Dataset items

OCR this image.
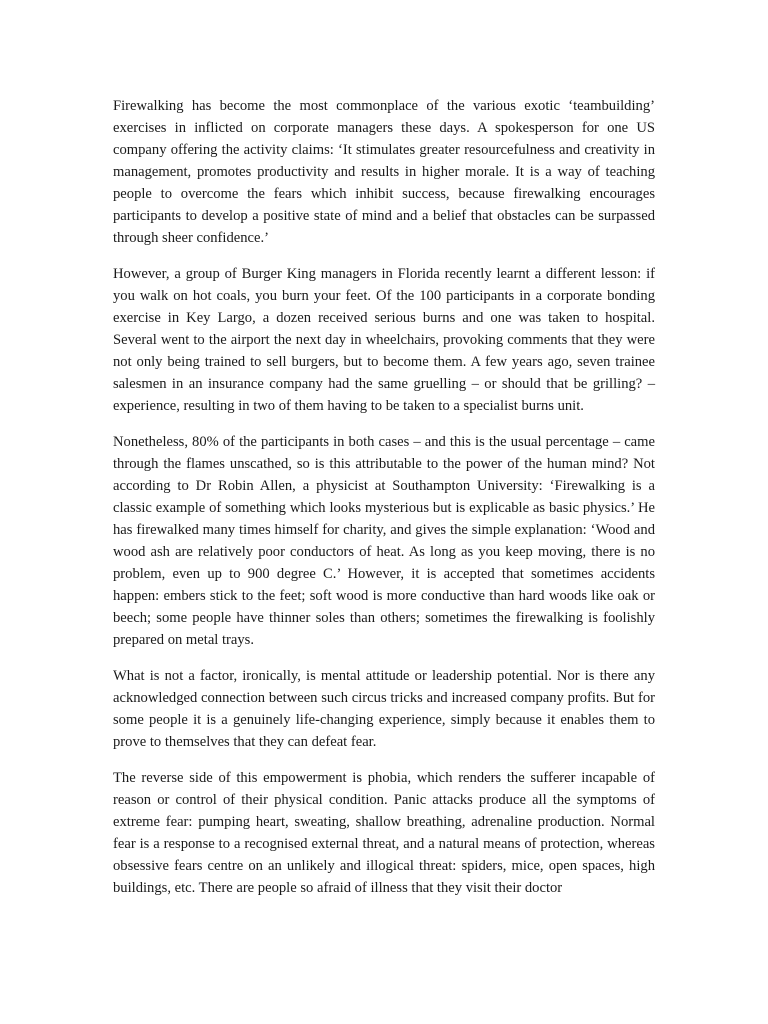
Firewalking has become the most commonplace of the various exotic ‘teambuilding’ exercises in inflicted on corporate managers these days. A spokesperson for one US company offering the activity claims: ‘It stimulates greater resourcefulness and creativity in management, promotes productivity and results in higher morale. It is a way of teaching people to overcome the fears which inhibit success, because firewalking encourages participants to develop a positive state of mind and a belief that obstacles can be surpassed through sheer confidence.’

However, a group of Burger King managers in Florida recently learnt a different lesson: if you walk on hot coals, you burn your feet. Of the 100 participants in a corporate bonding exercise in Key Largo, a dozen received serious burns and one was taken to hospital. Several went to the airport the next day in wheelchairs, provoking comments that they were not only being trained to sell burgers, but to become them. A few years ago, seven trainee salesmen in an insurance company had the same gruelling – or should that be grilling? – experience, resulting in two of them having to be taken to a specialist burns unit.

Nonetheless, 80% of the participants in both cases – and this is the usual percentage – came through the flames unscathed, so is this attributable to the power of the human mind? Not according to Dr Robin Allen, a physicist at Southampton University: ‘Firewalking is a classic example of something which looks mysterious but is explicable as basic physics.’ He has firewalked many times himself for charity, and gives the simple explanation: ‘Wood and wood ash are relatively poor conductors of heat. As long as you keep moving, there is no problem, even up to 900 degree C.’ However, it is accepted that sometimes accidents happen: embers stick to the feet; soft wood is more conductive than hard woods like oak or beech; some people have thinner soles than others; sometimes the firewalking is foolishly prepared on metal trays.

What is not a factor, ironically, is mental attitude or leadership potential. Nor is there any acknowledged connection between such circus tricks and increased company profits. But for some people it is a genuinely life-changing experience, simply because it enables them to prove to themselves that they can defeat fear.

The reverse side of this empowerment is phobia, which renders the sufferer incapable of reason or control of their physical condition. Panic attacks produce all the symptoms of extreme fear: pumping heart, sweating, shallow breathing, adrenaline production. Normal fear is a response to a recognised external threat, and a natural means of protection, whereas obsessive fears centre on an unlikely and illogical threat: spiders, mice, open spaces, high buildings, etc. There are people so afraid of illness that they visit their doctor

### [REQUIRED TASK]
Do not include the images; transcribe the rest of the listing exactly.

### [WRITTEN SOLUTION]
OCR this image.
Firewalking has become the most commonplace of the various exotic ‘teambuilding’ exercises in inflicted on corporate managers these days. A spokesperson for one US company offering the activity claims: ‘It stimulates greater resourcefulness and creativity in management, promotes productivity and results in higher morale. It is a way of teaching people to overcome the fears which inhibit success, because firewalking encourages participants to develop a positive state of mind and a belief that obstacles can be surpassed through sheer confidence.’

However, a group of Burger King managers in Florida recently learnt a different lesson: if you walk on hot coals, you burn your feet. Of the 100 participants in a corporate bonding exercise in Key Largo, a dozen received serious burns and one was taken to hospital. Several went to the airport the next day in wheelchairs, provoking comments that they were not only being trained to sell burgers, but to become them. A few years ago, seven trainee salesmen in an insurance company had the same gruelling – or should that be grilling? – experience, resulting in two of them having to be taken to a specialist burns unit.

Nonetheless, 80% of the participants in both cases – and this is the usual percentage – came through the flames unscathed, so is this attributable to the power of the human mind? Not according to Dr Robin Allen, a physicist at Southampton University: ‘Firewalking is a classic example of something which looks mysterious but is explicable as basic physics.’ He has firewalked many times himself for charity, and gives the simple explanation: ‘Wood and wood ash are relatively poor conductors of heat. As long as you keep moving, there is no problem, even up to 900 degree C.’ However, it is accepted that sometimes accidents happen: embers stick to the feet; soft wood is more conductive than hard woods like oak or beech; some people have thinner soles than others; sometimes the firewalking is foolishly prepared on metal trays.

What is not a factor, ironically, is mental attitude or leadership potential. Nor is there any acknowledged connection between such circus tricks and increased company profits. But for some people it is a genuinely life-changing experience, simply because it enables them to prove to themselves that they can defeat fear.

The reverse side of this empowerment is phobia, which renders the sufferer incapable of reason or control of their physical condition. Panic attacks produce all the symptoms of extreme fear: pumping heart, sweating, shallow breathing, adrenaline production. Normal fear is a response to a recognised external threat, and a natural means of protection, whereas obsessive fears centre on an unlikely and illogical threat: spiders, mice, open spaces, high buildings, etc. There are people so afraid of illness that they visit their doctor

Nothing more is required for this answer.